TESTO FORNITO
• • • •

Attualità
|
18/07/2021 19:42

Borsellino: Sassoli, una ferita ancora aperta

di Ansa

Borsellino: Sassoli, una ferita ancora aperta
Borsellino: Sassoli, una ferita ancora aperta

PALERMO, 18 LUG La strage di via D’Amelio è “una
ferita ancora aperta” e uno dei fatti “più bui della nostra
storia”. Lo ha sostenuto il presidente del Parlamento europeo,
David Sassoli, in un video messaggio mandato in occasione del
ricordo di Paolo Borsellino e della sua scorta. Il messaggio è
stato diffuso durante la manifestazione organizzata dal centro
studi intestato al magistrato e alla sorella Rita.
   
“Borsellino ha detto Sassoli era un giudice che aveva il
senso dello Stato, un magistrato scrupoloso, coraggioso
nell’applicazione delle leggi: un esempio su come si deve
amministrare la giustizia. Con il suo amico e collega Giovanni
Falcone ha incarnato pienamente l’impegno rispetto ai valori
della legalità. Ricordare le stragi del 1992 vuol dire anche
valorizzare la professionalità e la straordinaria umanità di
questi servitori dello Stato animati da principi eticomorali,
due persone che amavano la vita, consapevoli dei rischi”.

• • • •

ELENCO DATI
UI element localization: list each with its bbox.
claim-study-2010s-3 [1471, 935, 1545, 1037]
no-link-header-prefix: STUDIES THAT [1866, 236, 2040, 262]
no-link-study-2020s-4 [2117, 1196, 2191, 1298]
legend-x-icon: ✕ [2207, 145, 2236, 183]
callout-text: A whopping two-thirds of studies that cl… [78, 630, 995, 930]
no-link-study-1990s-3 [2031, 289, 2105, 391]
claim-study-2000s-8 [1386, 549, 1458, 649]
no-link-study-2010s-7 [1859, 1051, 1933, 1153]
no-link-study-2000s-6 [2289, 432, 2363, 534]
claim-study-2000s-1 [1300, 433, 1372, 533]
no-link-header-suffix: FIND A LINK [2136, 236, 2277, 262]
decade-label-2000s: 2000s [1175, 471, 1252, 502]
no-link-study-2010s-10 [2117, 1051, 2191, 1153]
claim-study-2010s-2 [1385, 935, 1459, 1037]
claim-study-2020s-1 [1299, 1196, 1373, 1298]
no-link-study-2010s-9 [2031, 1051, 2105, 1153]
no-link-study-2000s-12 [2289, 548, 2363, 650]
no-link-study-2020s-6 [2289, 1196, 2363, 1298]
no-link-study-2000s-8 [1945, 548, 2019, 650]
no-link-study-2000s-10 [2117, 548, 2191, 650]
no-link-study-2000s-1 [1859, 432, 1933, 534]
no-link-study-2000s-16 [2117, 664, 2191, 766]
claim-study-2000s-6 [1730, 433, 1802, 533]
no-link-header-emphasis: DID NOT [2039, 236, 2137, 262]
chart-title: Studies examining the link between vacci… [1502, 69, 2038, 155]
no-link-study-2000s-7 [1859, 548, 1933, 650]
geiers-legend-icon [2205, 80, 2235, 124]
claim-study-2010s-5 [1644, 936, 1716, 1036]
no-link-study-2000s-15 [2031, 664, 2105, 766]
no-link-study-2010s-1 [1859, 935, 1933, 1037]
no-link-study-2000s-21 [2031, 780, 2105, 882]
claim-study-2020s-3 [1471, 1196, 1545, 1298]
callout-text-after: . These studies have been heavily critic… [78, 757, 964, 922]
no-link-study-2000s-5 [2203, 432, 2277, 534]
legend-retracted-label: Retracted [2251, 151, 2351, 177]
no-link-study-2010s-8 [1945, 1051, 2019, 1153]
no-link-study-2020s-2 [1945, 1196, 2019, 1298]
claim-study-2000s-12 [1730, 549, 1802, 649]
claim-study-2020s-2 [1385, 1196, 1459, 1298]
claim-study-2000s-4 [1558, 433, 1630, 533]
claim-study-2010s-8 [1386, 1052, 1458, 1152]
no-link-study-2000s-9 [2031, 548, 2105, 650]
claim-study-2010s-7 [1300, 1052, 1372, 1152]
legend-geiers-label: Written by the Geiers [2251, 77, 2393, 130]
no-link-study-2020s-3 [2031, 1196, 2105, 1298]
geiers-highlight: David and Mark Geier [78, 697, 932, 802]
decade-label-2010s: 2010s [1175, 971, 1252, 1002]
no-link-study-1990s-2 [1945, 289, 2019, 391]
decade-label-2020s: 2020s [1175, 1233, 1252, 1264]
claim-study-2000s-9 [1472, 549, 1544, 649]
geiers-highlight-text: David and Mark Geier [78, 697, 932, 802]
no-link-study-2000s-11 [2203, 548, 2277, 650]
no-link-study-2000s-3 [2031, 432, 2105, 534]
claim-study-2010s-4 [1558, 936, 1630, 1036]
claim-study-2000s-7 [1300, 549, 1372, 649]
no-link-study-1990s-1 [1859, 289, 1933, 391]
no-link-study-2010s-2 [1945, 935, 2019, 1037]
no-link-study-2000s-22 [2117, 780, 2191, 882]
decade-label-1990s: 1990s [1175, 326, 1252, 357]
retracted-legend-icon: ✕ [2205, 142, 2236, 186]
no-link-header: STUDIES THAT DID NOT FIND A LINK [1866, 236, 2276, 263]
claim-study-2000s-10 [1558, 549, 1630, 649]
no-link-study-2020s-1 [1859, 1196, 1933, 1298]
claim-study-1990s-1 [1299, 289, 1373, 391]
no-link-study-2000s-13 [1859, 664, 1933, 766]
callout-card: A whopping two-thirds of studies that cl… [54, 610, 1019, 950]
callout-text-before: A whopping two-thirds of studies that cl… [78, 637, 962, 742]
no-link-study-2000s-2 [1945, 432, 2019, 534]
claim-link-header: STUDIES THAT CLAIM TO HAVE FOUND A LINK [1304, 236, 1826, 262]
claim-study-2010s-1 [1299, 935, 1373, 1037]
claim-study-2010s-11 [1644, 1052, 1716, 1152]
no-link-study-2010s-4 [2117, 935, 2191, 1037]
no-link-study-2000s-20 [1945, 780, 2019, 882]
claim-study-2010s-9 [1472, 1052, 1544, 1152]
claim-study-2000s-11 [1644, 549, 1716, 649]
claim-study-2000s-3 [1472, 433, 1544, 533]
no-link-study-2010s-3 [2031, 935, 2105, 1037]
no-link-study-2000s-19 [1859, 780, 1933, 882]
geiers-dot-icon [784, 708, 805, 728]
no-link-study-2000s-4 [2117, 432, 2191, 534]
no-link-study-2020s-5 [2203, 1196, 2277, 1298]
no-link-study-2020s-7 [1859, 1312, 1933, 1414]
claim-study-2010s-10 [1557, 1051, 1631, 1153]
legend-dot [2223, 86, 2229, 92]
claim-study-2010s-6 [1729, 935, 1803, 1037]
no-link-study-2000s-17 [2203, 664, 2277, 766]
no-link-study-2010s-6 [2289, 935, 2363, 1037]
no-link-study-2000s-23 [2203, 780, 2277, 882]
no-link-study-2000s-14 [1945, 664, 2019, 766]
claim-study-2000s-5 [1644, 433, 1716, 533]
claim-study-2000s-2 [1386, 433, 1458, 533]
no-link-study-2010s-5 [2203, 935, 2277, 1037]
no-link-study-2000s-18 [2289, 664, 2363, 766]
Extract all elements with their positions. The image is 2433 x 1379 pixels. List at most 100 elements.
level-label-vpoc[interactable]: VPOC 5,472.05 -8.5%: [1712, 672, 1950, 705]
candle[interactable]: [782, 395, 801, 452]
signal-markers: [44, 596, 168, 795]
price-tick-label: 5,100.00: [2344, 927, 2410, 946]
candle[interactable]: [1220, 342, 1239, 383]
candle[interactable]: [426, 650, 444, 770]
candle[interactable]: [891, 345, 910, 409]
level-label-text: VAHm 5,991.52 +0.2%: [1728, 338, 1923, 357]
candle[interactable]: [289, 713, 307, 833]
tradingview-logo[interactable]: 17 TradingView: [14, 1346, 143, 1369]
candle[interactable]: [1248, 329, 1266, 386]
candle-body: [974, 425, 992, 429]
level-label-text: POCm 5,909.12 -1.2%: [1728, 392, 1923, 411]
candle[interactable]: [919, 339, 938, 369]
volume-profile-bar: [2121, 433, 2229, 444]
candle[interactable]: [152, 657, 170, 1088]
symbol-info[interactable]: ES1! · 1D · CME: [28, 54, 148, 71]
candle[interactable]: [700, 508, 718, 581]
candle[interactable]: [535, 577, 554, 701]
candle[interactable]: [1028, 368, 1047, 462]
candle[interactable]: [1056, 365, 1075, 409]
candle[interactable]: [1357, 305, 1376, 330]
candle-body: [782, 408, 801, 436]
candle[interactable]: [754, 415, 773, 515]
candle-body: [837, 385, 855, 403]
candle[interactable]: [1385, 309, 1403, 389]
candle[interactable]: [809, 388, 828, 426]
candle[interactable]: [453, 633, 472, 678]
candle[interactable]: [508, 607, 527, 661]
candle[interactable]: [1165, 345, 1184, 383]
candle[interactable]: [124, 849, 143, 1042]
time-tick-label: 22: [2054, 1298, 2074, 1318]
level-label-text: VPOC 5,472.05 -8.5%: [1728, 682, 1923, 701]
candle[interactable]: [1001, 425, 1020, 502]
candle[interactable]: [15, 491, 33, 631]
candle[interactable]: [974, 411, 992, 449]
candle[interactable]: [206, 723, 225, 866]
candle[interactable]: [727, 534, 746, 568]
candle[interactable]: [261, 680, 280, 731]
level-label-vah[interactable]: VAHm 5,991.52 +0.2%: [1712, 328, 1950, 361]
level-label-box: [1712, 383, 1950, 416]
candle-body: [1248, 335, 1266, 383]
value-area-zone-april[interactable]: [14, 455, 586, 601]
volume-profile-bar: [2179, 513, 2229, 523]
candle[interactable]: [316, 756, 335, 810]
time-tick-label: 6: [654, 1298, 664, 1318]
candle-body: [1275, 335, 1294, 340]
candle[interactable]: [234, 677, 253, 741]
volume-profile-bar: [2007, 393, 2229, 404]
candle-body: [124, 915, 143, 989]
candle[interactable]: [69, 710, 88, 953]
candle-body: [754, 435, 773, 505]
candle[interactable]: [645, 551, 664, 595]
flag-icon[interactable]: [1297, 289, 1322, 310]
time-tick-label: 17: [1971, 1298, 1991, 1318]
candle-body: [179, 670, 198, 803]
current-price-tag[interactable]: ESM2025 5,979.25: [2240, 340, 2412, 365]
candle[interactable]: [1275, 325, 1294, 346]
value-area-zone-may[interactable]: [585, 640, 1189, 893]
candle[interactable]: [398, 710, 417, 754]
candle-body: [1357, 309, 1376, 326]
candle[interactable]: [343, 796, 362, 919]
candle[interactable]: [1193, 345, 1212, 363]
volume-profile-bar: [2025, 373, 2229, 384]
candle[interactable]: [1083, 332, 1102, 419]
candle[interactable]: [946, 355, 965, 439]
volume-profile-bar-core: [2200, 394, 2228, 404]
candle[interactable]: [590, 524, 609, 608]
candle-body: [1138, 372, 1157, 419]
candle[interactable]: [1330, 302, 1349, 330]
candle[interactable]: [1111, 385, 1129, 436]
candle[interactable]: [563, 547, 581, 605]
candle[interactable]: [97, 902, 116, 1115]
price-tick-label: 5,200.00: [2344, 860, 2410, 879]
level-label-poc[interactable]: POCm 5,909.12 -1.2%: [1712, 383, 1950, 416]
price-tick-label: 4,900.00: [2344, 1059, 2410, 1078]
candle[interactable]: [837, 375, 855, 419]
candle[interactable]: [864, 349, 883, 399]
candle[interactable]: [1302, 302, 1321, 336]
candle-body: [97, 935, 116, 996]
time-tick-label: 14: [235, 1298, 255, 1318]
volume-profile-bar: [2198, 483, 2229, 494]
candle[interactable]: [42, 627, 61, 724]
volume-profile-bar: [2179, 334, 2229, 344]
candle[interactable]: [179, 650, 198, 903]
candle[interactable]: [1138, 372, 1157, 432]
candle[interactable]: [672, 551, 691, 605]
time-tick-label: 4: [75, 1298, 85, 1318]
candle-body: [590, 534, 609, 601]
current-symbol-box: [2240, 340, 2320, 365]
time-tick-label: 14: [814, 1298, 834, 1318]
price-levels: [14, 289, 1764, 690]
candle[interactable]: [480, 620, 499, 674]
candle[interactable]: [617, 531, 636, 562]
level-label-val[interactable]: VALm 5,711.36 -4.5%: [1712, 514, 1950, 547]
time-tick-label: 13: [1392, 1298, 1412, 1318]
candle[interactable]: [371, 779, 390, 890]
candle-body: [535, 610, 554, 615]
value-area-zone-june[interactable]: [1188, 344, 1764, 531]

• • • •

CONSEGNA 1
Elenca tutte le persone nominate nell'articolo su Borsellino.
CONSEGNA 2
Prosegui l'articolo su Borsellino, ripartendo subito dopo l'ultima frase riportata.
L'elenco non ha niente a che fare con l'articolo su Borsellino.

RISPOSTA 1
David Sassoli, Paolo Borsellino, Rita (sorella del magistrato), Giovanni Falcone

RISPOSTA 2
Le loro strategie investigative e il loro metodo di lavoro,
ha aggiunto Sassoli, continuano a rappresentare un “modello
virtuoso della lotta alla criminalità organizzata”. Un modello
sempre attuale anche in una fase le mafie sono diventate un
fenomeno internazionale. Per questo serve un’azione coordinata a
livello europeo e internazionale. E proprio la Commissione
europea “ha lanciato una strategia unitaria” per la lotta alla
criminalità organizzata facendo un passo avanti “verso la
cooperazione tra le diverse polizie europee e le autorità
giudiziarie dei nostri paesi per condividere dati, informazioni,
inchieste”. Sassoli ha poi toccato il tema delle risorse
avvertendo come sia importante “un corretto utilizzo dei fondi
perché non finiscano in mani sbagliate”.
   
“Sconfiggere le mafie è possibile, ha concluso, con scelte
appropriate. L’Europa ha riconosciuto, per esempio, l’importanza
della normativa italiana sulla confisca dei beni e sul loro
utilizzo in favore della collettività”, ha concluso. (ANSA).